PROBLEM »
List the lines of this listing that hold the word "JSON".

PROVIDED DATA »

>> BEGIN

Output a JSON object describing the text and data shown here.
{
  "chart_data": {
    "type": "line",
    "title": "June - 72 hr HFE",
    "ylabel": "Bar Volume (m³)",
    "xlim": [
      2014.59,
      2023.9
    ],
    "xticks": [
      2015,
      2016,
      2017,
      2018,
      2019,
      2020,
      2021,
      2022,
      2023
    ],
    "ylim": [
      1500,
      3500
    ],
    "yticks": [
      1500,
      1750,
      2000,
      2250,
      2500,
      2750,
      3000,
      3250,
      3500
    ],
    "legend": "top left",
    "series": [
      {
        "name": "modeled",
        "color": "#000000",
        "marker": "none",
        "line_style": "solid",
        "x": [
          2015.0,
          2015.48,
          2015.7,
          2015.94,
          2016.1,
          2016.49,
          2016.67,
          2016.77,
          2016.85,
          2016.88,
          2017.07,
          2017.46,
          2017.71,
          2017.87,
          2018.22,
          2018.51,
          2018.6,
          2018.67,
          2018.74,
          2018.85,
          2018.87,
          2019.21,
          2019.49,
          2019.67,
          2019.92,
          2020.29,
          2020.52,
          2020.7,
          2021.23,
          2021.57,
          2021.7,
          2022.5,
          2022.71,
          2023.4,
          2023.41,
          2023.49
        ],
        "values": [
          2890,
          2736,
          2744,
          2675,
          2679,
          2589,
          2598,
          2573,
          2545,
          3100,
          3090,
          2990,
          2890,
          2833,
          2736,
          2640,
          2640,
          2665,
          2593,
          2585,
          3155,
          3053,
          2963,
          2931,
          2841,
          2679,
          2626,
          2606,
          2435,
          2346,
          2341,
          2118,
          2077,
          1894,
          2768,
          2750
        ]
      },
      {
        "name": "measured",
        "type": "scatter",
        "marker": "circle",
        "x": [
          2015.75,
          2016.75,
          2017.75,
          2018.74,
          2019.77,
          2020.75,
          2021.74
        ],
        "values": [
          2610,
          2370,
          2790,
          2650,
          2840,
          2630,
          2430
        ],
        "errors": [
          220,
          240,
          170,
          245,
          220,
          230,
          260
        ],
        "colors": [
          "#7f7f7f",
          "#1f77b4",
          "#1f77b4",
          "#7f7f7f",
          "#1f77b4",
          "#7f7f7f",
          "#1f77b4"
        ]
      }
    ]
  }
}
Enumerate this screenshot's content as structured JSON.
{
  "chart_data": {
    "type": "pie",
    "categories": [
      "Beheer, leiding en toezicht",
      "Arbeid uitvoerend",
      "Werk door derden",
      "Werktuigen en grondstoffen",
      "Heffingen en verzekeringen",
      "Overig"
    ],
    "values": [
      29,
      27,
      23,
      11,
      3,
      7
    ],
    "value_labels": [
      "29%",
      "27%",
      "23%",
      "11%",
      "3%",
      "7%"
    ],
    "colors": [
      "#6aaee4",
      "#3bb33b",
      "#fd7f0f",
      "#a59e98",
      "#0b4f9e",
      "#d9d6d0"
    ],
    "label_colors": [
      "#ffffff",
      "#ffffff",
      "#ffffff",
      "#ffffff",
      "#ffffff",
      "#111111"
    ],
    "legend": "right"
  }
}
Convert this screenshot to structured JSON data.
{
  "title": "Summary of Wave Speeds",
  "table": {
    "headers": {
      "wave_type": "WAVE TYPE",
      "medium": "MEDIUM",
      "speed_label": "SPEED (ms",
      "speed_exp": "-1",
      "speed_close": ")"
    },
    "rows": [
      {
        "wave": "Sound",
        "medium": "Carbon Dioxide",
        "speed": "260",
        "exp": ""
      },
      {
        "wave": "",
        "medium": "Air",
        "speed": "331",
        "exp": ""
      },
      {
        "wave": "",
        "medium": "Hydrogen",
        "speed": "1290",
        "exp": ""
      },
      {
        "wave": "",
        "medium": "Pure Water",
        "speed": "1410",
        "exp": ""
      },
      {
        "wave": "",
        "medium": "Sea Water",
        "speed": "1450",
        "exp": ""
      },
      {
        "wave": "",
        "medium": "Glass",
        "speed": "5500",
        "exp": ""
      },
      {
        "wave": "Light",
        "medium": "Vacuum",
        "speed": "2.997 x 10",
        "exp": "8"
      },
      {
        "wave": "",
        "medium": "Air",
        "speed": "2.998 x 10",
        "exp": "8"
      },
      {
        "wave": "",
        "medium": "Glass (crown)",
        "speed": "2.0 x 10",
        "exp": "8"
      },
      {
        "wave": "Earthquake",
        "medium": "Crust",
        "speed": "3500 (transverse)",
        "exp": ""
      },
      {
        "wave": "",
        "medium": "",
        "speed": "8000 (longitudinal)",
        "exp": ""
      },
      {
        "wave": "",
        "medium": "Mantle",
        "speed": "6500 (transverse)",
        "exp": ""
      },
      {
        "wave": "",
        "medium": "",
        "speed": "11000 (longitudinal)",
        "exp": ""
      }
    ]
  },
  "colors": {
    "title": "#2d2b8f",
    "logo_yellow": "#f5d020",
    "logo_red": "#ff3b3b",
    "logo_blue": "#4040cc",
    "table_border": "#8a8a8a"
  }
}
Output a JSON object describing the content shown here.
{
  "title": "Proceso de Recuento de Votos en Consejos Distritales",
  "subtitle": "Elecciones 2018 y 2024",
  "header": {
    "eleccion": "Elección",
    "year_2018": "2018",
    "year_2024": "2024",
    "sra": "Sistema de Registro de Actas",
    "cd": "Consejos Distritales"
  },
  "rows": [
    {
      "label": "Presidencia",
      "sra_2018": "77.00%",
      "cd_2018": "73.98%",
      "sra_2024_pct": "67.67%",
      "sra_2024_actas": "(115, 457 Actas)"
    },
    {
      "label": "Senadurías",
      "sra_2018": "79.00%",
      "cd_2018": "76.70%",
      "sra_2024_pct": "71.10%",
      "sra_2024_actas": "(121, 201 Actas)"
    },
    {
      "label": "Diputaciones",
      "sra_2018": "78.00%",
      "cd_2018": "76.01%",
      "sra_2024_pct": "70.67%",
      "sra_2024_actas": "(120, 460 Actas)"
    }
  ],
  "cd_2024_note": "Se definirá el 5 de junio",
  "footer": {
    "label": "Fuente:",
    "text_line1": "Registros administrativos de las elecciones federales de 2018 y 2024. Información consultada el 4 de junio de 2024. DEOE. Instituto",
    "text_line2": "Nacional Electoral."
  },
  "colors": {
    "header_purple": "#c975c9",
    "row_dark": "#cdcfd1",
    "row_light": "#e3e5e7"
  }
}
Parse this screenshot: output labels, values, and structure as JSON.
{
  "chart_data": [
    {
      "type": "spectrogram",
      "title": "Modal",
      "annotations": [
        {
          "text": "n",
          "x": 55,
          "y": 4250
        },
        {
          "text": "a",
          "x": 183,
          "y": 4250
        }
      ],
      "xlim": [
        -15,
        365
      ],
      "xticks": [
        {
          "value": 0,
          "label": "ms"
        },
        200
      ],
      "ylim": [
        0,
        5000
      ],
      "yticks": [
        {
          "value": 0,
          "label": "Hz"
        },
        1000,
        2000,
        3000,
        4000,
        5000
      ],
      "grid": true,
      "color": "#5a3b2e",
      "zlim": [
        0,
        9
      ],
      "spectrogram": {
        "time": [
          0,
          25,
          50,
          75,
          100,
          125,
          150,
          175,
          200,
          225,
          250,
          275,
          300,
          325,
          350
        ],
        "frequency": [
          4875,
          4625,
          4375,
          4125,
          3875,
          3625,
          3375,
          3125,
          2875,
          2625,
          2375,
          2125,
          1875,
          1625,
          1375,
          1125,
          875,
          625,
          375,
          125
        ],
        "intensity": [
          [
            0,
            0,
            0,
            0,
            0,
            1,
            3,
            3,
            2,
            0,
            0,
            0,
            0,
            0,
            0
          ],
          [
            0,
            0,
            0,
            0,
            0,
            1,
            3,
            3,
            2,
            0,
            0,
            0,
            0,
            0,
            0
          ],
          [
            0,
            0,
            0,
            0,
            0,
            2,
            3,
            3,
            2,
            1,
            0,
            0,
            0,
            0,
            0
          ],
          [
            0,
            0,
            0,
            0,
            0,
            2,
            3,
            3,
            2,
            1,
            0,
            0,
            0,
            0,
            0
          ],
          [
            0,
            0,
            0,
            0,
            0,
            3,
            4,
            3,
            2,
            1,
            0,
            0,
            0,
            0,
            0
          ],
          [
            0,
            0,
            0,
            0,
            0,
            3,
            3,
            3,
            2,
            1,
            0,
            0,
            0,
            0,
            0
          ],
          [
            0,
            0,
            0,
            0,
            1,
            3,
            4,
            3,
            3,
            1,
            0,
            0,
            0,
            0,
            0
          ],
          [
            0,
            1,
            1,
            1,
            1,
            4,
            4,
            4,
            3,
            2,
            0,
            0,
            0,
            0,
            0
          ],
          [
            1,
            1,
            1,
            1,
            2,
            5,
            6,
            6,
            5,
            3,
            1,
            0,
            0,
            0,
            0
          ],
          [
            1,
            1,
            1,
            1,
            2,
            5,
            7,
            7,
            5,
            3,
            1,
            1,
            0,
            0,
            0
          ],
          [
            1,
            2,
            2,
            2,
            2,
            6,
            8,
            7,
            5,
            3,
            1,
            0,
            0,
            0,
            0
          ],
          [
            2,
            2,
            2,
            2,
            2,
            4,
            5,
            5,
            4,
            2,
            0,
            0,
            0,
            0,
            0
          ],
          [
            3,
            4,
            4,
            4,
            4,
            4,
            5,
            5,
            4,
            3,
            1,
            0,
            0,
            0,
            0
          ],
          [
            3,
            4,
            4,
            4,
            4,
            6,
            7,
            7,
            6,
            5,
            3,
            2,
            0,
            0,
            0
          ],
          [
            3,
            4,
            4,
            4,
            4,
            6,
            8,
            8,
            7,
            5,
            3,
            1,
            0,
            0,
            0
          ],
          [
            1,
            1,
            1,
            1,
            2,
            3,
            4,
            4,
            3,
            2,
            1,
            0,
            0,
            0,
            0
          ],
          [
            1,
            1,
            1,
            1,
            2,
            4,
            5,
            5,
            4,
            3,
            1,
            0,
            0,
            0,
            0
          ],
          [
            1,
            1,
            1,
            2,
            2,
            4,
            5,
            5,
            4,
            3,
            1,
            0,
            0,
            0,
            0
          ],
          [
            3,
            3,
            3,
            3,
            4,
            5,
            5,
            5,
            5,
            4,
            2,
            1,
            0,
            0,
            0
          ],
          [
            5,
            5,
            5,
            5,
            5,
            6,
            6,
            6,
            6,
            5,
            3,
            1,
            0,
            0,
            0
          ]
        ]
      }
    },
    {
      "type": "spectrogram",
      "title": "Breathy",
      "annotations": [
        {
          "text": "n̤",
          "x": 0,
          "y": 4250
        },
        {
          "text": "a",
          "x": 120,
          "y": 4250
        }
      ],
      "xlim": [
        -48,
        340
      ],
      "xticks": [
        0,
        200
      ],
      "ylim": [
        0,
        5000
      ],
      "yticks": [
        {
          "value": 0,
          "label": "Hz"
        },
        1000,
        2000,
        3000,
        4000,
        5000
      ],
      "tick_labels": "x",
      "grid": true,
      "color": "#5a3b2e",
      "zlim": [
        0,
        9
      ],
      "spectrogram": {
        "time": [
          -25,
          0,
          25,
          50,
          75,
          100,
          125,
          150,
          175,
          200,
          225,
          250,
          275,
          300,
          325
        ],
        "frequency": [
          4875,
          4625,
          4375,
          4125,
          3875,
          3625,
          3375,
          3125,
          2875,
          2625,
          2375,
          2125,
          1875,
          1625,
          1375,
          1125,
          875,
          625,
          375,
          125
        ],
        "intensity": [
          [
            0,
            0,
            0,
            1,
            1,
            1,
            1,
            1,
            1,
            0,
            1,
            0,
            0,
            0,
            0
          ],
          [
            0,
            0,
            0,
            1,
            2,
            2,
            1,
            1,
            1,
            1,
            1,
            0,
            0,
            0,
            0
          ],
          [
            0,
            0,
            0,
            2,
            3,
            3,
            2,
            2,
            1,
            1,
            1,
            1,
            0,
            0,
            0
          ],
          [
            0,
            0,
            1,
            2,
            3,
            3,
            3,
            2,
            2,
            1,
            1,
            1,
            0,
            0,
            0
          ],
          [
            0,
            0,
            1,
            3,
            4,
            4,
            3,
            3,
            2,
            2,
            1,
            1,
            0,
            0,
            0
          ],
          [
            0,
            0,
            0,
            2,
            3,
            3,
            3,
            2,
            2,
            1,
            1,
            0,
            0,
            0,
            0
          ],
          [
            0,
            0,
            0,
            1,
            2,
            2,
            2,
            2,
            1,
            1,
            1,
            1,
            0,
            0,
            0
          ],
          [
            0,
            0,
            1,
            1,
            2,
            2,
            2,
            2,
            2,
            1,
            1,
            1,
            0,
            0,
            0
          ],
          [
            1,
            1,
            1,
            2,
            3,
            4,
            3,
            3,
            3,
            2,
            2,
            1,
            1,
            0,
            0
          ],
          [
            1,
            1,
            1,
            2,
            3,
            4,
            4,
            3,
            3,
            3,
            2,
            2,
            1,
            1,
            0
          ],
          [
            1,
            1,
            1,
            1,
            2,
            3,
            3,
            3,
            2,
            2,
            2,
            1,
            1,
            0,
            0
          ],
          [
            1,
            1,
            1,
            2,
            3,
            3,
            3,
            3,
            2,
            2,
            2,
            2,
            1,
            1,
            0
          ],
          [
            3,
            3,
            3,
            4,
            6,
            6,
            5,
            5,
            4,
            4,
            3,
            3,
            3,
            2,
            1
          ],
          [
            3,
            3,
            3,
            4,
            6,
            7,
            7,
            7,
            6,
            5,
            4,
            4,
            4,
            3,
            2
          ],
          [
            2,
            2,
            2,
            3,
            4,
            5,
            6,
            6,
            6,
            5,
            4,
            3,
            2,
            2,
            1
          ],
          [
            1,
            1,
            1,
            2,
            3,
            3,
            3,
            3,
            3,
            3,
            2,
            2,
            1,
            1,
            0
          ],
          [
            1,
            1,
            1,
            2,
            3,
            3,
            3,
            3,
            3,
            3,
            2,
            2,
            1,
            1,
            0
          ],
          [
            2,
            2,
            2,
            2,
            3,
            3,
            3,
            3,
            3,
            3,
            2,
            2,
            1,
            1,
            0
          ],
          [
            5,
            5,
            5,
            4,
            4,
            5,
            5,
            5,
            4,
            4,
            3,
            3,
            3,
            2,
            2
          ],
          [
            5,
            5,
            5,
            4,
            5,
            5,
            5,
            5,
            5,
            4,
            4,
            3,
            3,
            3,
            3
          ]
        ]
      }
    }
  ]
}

>> END

TASK RESPONSE »
Output a JSON object describing the text and data shown here.
Enumerate this screenshot's content as structured JSON.
Convert this screenshot to structured JSON data.
Output a JSON object describing the content shown here.
Parse this screenshot: output labels, values, and structure as JSON.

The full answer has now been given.